- SHORT TASK -
Check each line of the material below for "compartment", then copy the ones that contain it.

[Stored items from a collection]
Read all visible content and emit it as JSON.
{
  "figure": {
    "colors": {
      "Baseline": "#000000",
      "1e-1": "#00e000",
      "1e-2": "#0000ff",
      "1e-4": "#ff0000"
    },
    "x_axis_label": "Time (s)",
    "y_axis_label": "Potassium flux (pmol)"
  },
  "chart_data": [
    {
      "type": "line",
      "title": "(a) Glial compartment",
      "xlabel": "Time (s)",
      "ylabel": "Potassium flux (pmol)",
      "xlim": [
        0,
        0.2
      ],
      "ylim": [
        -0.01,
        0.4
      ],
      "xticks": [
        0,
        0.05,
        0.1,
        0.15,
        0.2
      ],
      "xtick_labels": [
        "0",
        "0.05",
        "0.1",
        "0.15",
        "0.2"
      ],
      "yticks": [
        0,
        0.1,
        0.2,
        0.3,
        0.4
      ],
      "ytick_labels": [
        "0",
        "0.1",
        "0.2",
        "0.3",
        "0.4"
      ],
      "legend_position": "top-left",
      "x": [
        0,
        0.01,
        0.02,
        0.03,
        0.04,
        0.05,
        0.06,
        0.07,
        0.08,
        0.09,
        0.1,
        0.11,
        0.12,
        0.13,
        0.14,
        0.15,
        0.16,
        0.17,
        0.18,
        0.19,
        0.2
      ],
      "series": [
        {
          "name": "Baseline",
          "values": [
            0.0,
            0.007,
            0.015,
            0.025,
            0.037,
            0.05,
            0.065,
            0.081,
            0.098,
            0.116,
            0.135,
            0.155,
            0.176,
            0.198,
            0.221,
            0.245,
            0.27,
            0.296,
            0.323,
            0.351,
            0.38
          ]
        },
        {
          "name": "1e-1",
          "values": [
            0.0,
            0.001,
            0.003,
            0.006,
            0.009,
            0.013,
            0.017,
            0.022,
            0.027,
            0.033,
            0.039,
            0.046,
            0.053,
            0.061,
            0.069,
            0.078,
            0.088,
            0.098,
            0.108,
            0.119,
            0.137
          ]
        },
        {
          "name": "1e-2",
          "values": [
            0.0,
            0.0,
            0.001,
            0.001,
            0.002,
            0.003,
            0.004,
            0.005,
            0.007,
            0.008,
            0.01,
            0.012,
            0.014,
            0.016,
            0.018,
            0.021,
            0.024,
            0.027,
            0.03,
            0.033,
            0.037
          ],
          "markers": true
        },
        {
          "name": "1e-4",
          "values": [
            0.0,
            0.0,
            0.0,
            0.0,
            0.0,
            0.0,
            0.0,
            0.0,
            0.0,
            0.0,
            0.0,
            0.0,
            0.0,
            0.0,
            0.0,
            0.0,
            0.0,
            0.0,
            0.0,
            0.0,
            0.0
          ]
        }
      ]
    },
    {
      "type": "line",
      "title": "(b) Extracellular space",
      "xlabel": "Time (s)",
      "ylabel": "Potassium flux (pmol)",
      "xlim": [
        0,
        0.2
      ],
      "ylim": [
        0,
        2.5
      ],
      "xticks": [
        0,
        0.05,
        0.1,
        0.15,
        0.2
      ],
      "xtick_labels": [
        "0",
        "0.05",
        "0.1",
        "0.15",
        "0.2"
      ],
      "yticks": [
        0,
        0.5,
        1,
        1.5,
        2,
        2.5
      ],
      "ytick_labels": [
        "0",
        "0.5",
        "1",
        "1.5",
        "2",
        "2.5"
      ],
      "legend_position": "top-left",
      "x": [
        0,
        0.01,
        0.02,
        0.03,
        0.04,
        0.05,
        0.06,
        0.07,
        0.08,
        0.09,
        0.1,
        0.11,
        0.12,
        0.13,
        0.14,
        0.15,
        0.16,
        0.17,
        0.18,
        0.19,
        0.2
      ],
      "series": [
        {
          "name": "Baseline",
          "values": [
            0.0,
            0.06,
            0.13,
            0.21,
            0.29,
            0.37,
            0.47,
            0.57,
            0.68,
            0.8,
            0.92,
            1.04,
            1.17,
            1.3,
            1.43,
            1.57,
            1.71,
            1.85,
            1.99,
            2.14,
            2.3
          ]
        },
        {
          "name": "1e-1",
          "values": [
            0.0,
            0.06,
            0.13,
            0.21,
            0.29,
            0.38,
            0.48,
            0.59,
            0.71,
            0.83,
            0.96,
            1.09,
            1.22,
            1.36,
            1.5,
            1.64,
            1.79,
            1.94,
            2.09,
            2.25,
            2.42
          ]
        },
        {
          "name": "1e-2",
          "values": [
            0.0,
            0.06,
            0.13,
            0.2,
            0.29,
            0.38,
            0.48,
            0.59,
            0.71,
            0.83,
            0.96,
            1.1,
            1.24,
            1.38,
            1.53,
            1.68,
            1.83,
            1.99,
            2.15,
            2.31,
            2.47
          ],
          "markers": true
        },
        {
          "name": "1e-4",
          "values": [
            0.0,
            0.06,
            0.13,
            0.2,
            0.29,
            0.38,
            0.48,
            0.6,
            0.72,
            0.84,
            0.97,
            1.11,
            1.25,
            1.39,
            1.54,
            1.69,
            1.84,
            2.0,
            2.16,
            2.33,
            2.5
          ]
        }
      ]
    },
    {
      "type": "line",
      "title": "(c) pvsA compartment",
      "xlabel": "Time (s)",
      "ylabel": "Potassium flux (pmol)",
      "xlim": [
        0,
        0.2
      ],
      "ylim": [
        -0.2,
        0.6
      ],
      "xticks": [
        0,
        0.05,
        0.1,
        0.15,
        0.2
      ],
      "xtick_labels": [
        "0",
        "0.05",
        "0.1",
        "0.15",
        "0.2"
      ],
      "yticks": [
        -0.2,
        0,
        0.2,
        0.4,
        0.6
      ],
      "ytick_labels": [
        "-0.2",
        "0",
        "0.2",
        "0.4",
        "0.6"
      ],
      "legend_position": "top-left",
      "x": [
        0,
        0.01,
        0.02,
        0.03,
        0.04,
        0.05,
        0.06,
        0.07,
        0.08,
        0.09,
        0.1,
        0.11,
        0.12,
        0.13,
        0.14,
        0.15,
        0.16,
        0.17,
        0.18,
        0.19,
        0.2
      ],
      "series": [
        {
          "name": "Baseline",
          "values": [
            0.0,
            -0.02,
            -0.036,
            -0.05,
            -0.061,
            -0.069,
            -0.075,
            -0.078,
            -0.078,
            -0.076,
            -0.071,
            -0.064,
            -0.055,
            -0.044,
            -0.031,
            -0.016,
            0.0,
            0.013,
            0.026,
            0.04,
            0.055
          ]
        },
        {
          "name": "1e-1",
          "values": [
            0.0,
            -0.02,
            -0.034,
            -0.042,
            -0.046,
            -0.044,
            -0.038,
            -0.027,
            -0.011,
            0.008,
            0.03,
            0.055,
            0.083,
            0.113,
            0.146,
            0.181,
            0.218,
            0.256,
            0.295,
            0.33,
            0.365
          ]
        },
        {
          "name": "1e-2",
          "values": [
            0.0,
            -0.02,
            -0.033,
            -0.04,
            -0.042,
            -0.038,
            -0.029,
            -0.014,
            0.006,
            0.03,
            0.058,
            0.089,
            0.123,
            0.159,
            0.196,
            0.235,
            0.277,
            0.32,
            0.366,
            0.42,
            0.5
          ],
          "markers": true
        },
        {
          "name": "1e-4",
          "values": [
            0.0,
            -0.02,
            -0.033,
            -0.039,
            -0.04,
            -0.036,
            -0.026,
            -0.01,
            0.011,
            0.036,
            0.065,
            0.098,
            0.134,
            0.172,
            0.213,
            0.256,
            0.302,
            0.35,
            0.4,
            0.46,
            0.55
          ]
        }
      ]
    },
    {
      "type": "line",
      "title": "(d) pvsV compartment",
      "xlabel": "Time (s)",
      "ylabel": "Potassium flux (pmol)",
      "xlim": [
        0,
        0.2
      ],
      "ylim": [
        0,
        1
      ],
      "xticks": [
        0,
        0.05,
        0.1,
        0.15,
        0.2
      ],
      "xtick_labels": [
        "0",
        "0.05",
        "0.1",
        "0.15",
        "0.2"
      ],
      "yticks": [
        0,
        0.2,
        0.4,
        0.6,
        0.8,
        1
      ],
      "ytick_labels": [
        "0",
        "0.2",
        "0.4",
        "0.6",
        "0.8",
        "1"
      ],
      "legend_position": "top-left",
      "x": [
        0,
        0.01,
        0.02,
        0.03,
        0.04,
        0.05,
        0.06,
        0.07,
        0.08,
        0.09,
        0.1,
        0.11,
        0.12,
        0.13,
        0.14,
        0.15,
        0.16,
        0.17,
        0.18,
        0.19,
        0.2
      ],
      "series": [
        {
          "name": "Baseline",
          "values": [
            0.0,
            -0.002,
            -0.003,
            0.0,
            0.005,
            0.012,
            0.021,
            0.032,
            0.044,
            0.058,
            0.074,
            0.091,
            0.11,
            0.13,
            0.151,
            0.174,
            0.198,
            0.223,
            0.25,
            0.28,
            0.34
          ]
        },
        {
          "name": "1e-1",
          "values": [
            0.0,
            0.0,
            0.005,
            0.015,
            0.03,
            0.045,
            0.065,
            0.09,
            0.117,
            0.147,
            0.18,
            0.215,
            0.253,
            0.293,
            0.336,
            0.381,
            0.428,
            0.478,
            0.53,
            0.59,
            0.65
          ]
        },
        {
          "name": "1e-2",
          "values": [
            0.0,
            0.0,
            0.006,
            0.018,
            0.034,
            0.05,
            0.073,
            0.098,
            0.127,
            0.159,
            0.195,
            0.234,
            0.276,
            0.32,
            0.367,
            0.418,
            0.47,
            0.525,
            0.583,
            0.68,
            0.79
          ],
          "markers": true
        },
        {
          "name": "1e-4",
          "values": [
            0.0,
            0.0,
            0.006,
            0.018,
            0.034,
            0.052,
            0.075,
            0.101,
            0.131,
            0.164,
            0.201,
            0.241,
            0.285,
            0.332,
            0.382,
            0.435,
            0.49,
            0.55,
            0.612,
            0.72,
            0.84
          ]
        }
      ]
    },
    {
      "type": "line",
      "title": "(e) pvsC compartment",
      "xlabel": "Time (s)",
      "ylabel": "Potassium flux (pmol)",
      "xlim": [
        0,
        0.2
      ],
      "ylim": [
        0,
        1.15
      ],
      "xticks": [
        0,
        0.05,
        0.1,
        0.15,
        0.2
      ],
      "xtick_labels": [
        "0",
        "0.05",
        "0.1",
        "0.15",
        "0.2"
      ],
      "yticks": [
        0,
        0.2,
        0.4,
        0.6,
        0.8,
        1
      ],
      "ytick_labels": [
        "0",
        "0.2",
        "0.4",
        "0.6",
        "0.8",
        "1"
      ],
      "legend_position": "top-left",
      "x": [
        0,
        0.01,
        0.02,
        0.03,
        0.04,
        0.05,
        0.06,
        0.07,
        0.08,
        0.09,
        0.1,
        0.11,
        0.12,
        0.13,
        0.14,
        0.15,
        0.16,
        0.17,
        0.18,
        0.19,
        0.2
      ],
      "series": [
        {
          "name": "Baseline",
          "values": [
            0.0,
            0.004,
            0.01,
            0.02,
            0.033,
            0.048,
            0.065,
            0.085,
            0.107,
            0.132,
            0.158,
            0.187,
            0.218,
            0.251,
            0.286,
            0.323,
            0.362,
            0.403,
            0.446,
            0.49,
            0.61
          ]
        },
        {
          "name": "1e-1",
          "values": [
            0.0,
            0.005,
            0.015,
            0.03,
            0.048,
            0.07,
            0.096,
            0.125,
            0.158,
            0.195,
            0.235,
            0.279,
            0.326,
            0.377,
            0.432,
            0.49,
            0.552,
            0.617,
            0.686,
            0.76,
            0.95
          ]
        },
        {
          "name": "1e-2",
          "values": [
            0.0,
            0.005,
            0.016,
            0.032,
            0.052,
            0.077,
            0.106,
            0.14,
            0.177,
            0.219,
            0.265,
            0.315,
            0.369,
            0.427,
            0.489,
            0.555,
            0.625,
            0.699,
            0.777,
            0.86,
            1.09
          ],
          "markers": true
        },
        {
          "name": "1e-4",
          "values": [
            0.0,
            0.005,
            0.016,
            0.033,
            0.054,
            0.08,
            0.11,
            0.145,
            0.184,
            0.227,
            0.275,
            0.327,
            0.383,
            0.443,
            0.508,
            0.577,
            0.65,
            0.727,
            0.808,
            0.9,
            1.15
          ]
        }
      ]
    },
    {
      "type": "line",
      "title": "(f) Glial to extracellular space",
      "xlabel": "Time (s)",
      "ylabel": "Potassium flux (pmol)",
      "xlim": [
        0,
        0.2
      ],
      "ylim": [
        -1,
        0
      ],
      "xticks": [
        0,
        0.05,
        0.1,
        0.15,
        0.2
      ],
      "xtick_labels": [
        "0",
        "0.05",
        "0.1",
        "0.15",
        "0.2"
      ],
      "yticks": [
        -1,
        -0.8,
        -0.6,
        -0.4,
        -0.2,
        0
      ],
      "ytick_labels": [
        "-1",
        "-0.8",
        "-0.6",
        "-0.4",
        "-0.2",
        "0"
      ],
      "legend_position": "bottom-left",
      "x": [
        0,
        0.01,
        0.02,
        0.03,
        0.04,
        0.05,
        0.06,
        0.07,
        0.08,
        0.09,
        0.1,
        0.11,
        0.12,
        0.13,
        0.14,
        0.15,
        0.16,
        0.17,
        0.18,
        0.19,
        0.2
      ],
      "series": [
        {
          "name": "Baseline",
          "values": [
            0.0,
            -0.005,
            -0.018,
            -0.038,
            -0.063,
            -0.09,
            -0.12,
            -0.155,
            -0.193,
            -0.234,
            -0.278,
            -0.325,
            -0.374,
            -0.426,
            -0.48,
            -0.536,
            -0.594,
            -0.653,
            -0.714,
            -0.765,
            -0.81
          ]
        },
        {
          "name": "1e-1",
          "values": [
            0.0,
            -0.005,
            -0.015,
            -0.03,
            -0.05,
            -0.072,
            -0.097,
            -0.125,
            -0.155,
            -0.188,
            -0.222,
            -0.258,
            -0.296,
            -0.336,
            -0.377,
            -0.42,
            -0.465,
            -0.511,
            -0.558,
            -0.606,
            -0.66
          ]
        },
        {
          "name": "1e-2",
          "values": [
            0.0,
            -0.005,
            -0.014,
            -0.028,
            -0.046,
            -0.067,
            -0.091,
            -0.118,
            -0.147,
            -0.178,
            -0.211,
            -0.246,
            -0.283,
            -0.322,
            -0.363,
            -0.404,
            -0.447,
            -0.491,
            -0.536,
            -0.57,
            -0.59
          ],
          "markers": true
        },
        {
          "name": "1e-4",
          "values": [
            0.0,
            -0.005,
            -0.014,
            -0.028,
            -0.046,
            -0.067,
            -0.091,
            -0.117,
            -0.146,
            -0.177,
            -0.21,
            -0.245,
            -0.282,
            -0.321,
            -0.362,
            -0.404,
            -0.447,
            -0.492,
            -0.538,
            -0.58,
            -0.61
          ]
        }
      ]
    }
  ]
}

- RESULT FOR THIS EXERCISE -
      "title": "(a) Glial compartment",
      "title": "(c) pvsA compartment",
      "title": "(d) pvsV compartment",
      "title": "(e) pvsC compartment",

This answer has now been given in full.